> Written problem:
Each line of the material must be repeated precisely, with the pictures left out.

> Input material:

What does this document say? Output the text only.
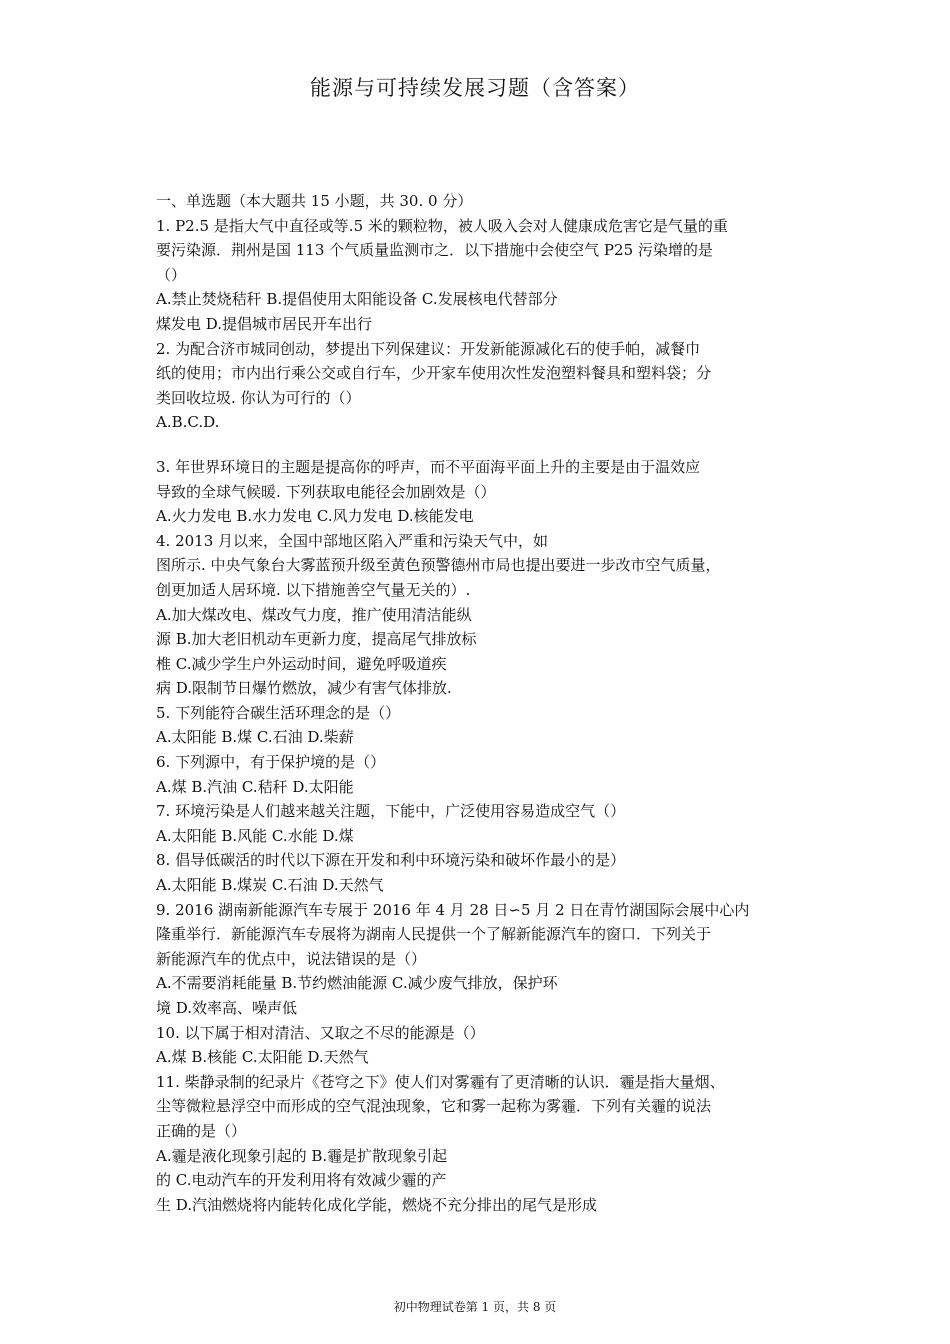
能源与可持续发展习题（含答案）

一、单选题（本大题共 15 小题，共 30. 0 分）

1. P2.5 是指大气中直径或等.5 米的颗粒物，被人吸入会对人健康成危害它是气量的重

要污染源．荆州是国 113 个气质量监测市之．以下措施中会使空气 P25 污染增的是

（）

A.禁止焚烧秸秆 B.提倡使用太阳能设备 C.发展核电代替部分

煤发电 D.提倡城市居民开车出行

2. 为配合济市城同创动，梦提出下列保建议：开发新能源减化石的使手帕，减餐巾

纸的使用；市内出行乘公交或自行车，少开家车使用次性发泡塑料餐具和塑料袋；分

类回收垃圾. 你认为可行的（）

A.B.C.D.

3. 年世界环境日的主题是提高你的呼声，而不平面海平面上升的主要是由于温效应

导致的全球气候暖. 下列获取电能径会加剧效是（）

A.火力发电 B.水力发电 C.风力发电 D.核能发电

4. 2013 月以来，全国中部地区陷入严重和污染天气中，如

图所示. 中央气象台大雾蓝预升级至黄色预警德州市局也提出要进一步改市空气质量，

创更加适人居环境. 以下措施善空气量无关的）.

A.加大煤改电、煤改气力度，推广使用清洁能纵

源 B.加大老旧机动车更新力度，提高尾气排放标

椎 C.减少学生户外运动时间，避免呼吸道疾

病 D.限制节日爆竹燃放，减少有害气体排放.

5. 下列能符合碳生活环理念的是（）

A.太阳能 B.煤 C.石油 D.柴薪

6. 下列源中，有于保护境的是（）

A.煤 B.汽油 C.秸秆 D.太阳能

7. 环境污染是人们越来越关注题，下能中，广泛使用容易造成空气（）

A.太阳能 B.风能 C.水能 D.煤

8. 倡导低碳活的时代以下源在开发和利中环境污染和破坏作最小的是）

A.太阳能 B.煤炭 C.石油 D.天然气

9. 2016 湖南新能源汽车专展于 2016 年 4 月 28 日∽5 月 2 日在青竹湖国际会展中心内

隆重举行．新能源汽车专展将为湖南人民提供一个了解新能源汽车的窗口．下列关于

新能源汽车的优点中，说法错误的是（）

A.不需要消耗能量 B.节约燃油能源 C.减少废气排放，保护环

境 D.效率高、噪声低

10. 以下属于相对清洁、又取之不尽的能源是（）

A.煤 B.核能 C.太阳能 D.天然气

11. 柴静录制的纪录片《苍穹之下》使人们对雾霾有了更清晰的认识．霾是指大量烟、

尘等微粒悬浮空中而形成的空气混浊现象，它和雾一起称为雾霾．下列有关霾的说法

正确的是（）

A.霾是液化现象引起的 B.霾是扩散现象引起

的 C.电动汽车的开发利用将有效减少霾的产

生 D.汽油燃烧将内能转化成化学能，燃烧不充分排出的尾气是形成

初中物理试卷第 1 页，共 8 页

> Output for this task:
What does this document say? Output the text only.
能源与可持续发展习题（含答案）

一、单选题（本大题共 15 小题，共 30. 0 分）

1. P2.5 是指大气中直径或等.5 米的颗粒物，被人吸入会对人健康成危害它是气量的重

要污染源．荆州是国 113 个气质量监测市之．以下措施中会使空气 P25 污染增的是

（）

A.禁止焚烧秸秆 B.提倡使用太阳能设备 C.发展核电代替部分

煤发电 D.提倡城市居民开车出行

2. 为配合济市城同创动，梦提出下列保建议：开发新能源减化石的使手帕，减餐巾

纸的使用；市内出行乘公交或自行车，少开家车使用次性发泡塑料餐具和塑料袋；分

类回收垃圾. 你认为可行的（）

A.B.C.D.

3. 年世界环境日的主题是提高你的呼声，而不平面海平面上升的主要是由于温效应

导致的全球气候暖. 下列获取电能径会加剧效是（）

A.火力发电 B.水力发电 C.风力发电 D.核能发电

4. 2013 月以来，全国中部地区陷入严重和污染天气中，如

图所示. 中央气象台大雾蓝预升级至黄色预警德州市局也提出要进一步改市空气质量，

创更加适人居环境. 以下措施善空气量无关的）.

A.加大煤改电、煤改气力度，推广使用清洁能纵

源 B.加大老旧机动车更新力度，提高尾气排放标

椎 C.减少学生户外运动时间，避免呼吸道疾

病 D.限制节日爆竹燃放，减少有害气体排放.

5. 下列能符合碳生活环理念的是（）

A.太阳能 B.煤 C.石油 D.柴薪

6. 下列源中，有于保护境的是（）

A.煤 B.汽油 C.秸秆 D.太阳能

7. 环境污染是人们越来越关注题，下能中，广泛使用容易造成空气（）

A.太阳能 B.风能 C.水能 D.煤

8. 倡导低碳活的时代以下源在开发和利中环境污染和破坏作最小的是）

A.太阳能 B.煤炭 C.石油 D.天然气

9. 2016 湖南新能源汽车专展于 2016 年 4 月 28 日∽5 月 2 日在青竹湖国际会展中心内

隆重举行．新能源汽车专展将为湖南人民提供一个了解新能源汽车的窗口．下列关于

新能源汽车的优点中，说法错误的是（）

A.不需要消耗能量 B.节约燃油能源 C.减少废气排放，保护环

境 D.效率高、噪声低

10. 以下属于相对清洁、又取之不尽的能源是（）

A.煤 B.核能 C.太阳能 D.天然气

11. 柴静录制的纪录片《苍穹之下》使人们对雾霾有了更清晰的认识．霾是指大量烟、

尘等微粒悬浮空中而形成的空气混浊现象，它和雾一起称为雾霾．下列有关霾的说法

正确的是（）

A.霾是液化现象引起的 B.霾是扩散现象引起

的 C.电动汽车的开发利用将有效减少霾的产

生 D.汽油燃烧将内能转化成化学能，燃烧不充分排出的尾气是形成

初中物理试卷第 1 页，共 8 页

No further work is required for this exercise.